**Aim of the task:** Each line that follows should be printed again exactly as it stands.
■ ■ ■ ■ ■
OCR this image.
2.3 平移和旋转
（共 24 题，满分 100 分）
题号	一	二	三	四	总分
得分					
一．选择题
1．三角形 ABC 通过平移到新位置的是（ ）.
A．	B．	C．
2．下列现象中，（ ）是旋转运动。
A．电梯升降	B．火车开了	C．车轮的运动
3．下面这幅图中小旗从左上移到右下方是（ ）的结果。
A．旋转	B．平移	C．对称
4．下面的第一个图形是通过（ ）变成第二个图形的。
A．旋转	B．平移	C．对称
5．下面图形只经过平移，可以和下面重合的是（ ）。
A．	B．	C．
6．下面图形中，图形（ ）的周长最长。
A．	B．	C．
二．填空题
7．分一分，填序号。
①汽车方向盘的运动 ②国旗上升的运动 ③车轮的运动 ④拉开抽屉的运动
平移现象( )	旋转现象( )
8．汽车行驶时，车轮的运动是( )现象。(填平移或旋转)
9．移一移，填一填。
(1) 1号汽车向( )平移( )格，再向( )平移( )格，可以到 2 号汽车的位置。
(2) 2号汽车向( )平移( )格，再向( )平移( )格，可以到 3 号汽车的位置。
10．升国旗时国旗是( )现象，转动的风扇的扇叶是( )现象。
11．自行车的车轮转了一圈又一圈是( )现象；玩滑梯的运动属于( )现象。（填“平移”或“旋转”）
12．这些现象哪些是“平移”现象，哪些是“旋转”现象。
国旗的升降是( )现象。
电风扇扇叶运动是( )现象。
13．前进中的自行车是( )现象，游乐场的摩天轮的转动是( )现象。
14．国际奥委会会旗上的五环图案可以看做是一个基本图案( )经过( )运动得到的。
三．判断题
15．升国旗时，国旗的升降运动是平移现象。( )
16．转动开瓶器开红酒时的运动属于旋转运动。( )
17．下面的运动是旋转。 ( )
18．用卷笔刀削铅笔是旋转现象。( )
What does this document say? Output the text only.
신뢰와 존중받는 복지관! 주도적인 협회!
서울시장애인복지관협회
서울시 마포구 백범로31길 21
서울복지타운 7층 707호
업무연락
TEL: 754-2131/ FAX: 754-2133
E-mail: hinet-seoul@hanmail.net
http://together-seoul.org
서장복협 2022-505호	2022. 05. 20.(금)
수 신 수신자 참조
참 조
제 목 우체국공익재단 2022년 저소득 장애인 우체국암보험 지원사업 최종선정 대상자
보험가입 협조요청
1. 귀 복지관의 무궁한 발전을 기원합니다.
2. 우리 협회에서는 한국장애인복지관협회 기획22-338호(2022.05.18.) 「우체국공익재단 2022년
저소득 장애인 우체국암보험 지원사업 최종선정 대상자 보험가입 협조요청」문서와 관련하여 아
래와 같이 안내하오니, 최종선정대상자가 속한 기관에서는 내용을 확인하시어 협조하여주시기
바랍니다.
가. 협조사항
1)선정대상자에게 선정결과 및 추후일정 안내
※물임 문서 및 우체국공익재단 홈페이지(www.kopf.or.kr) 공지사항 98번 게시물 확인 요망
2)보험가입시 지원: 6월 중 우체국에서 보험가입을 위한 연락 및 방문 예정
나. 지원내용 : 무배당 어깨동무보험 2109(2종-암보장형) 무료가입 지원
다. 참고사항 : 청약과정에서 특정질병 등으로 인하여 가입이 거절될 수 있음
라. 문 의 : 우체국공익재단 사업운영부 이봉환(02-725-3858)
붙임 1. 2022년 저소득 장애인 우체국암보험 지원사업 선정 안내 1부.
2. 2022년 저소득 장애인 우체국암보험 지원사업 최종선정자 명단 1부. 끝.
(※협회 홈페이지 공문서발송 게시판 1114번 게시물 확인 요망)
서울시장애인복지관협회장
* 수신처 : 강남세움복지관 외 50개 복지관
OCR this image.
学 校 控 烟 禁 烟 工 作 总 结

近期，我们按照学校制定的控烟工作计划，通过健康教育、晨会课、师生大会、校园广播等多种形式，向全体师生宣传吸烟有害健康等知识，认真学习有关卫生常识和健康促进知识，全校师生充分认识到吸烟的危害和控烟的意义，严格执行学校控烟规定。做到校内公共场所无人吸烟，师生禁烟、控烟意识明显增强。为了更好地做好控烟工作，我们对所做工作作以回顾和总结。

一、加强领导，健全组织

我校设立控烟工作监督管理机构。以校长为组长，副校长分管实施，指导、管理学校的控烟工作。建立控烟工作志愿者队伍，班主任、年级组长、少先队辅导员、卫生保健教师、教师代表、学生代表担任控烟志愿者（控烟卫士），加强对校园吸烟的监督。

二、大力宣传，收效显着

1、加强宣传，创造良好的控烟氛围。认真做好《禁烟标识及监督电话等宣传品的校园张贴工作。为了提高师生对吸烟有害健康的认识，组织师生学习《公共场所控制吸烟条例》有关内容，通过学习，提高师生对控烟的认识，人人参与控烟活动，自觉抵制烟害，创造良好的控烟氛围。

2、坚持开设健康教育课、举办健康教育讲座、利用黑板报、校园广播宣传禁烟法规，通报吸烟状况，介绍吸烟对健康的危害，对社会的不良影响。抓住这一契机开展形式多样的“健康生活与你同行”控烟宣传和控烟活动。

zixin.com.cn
■ ■ ■ ■ ■
**Task solution:**
OCR this image.
2.3 平移和旋转
（共 24 题，满分 100 分）
题号	一	二	三	四	总分
得分					
一．选择题
1．三角形 ABC 通过平移到新位置的是（ ）.
A．	B．	C．
2．下列现象中，（ ）是旋转运动。
A．电梯升降	B．火车开了	C．车轮的运动
3．下面这幅图中小旗从左上移到右下方是（ ）的结果。
A．旋转	B．平移	C．对称
4．下面的第一个图形是通过（ ）变成第二个图形的。
A．旋转	B．平移	C．对称
5．下面图形只经过平移，可以和下面重合的是（ ）。
A．	B．	C．
6．下面图形中，图形（ ）的周长最长。
A．	B．	C．
二．填空题
7．分一分，填序号。
①汽车方向盘的运动 ②国旗上升的运动 ③车轮的运动 ④拉开抽屉的运动
平移现象( )	旋转现象( )
8．汽车行驶时，车轮的运动是( )现象。(填平移或旋转)
9．移一移，填一填。
(1) 1号汽车向( )平移( )格，再向( )平移( )格，可以到 2 号汽车的位置。
(2) 2号汽车向( )平移( )格，再向( )平移( )格，可以到 3 号汽车的位置。
10．升国旗时国旗是( )现象，转动的风扇的扇叶是( )现象。
11．自行车的车轮转了一圈又一圈是( )现象；玩滑梯的运动属于( )现象。（填“平移”或“旋转”）
12．这些现象哪些是“平移”现象，哪些是“旋转”现象。
国旗的升降是( )现象。
电风扇扇叶运动是( )现象。
13．前进中的自行车是( )现象，游乐场的摩天轮的转动是( )现象。
14．国际奥委会会旗上的五环图案可以看做是一个基本图案( )经过( )运动得到的。
三．判断题
15．升国旗时，国旗的升降运动是平移现象。( )
16．转动开瓶器开红酒时的运动属于旋转运动。( )
17．下面的运动是旋转。 ( )
18．用卷笔刀削铅笔是旋转现象。( )
What does this document say? Output the text only.
신뢰와 존중받는 복지관! 주도적인 협회!
서울시장애인복지관협회
서울시 마포구 백범로31길 21
서울복지타운 7층 707호
업무연락
TEL: 754-2131/ FAX: 754-2133
E-mail: hinet-seoul@hanmail.net
http://together-seoul.org
서장복협 2022-505호	2022. 05. 20.(금)
수 신 수신자 참조
참 조
제 목 우체국공익재단 2022년 저소득 장애인 우체국암보험 지원사업 최종선정 대상자
보험가입 협조요청
1. 귀 복지관의 무궁한 발전을 기원합니다.
2. 우리 협회에서는 한국장애인복지관협회 기획22-338호(2022.05.18.) 「우체국공익재단 2022년
저소득 장애인 우체국암보험 지원사업 최종선정 대상자 보험가입 협조요청」문서와 관련하여 아
래와 같이 안내하오니, 최종선정대상자가 속한 기관에서는 내용을 확인하시어 협조하여주시기
바랍니다.
가. 협조사항
1)선정대상자에게 선정결과 및 추후일정 안내
※물임 문서 및 우체국공익재단 홈페이지(www.kopf.or.kr) 공지사항 98번 게시물 확인 요망
2)보험가입시 지원: 6월 중 우체국에서 보험가입을 위한 연락 및 방문 예정
나. 지원내용 : 무배당 어깨동무보험 2109(2종-암보장형) 무료가입 지원
다. 참고사항 : 청약과정에서 특정질병 등으로 인하여 가입이 거절될 수 있음
라. 문 의 : 우체국공익재단 사업운영부 이봉환(02-725-3858)
붙임 1. 2022년 저소득 장애인 우체국암보험 지원사업 선정 안내 1부.
2. 2022년 저소득 장애인 우체국암보험 지원사업 최종선정자 명단 1부. 끝.
(※협회 홈페이지 공문서발송 게시판 1114번 게시물 확인 요망)
서울시장애인복지관협회장
* 수신처 : 강남세움복지관 외 50개 복지관
OCR this image.
学 校 控 烟 禁 烟 工 作 总 结

近期，我们按照学校制定的控烟工作计划，通过健康教育、晨会课、师生大会、校园广播等多种形式，向全体师生宣传吸烟有害健康等知识，认真学习有关卫生常识和健康促进知识，全校师生充分认识到吸烟的危害和控烟的意义，严格执行学校控烟规定。做到校内公共场所无人吸烟，师生禁烟、控烟意识明显增强。为了更好地做好控烟工作，我们对所做工作作以回顾和总结。

一、加强领导，健全组织

我校设立控烟工作监督管理机构。以校长为组长，副校长分管实施，指导、管理学校的控烟工作。建立控烟工作志愿者队伍，班主任、年级组长、少先队辅导员、卫生保健教师、教师代表、学生代表担任控烟志愿者（控烟卫士），加强对校园吸烟的监督。

二、大力宣传，收效显着

1、加强宣传，创造良好的控烟氛围。认真做好《禁烟标识及监督电话等宣传品的校园张贴工作。为了提高师生对吸烟有害健康的认识，组织师生学习《公共场所控制吸烟条例》有关内容，通过学习，提高师生对控烟的认识，人人参与控烟活动，自觉抵制烟害，创造良好的控烟氛围。

2、坚持开设健康教育课、举办健康教育讲座、利用黑板报、校园广播宣传禁烟法规，通报吸烟状况，介绍吸烟对健康的危害，对社会的不良影响。抓住这一契机开展形式多样的“健康生活与你同行”控烟宣传和控烟活动。

zixin.com.cn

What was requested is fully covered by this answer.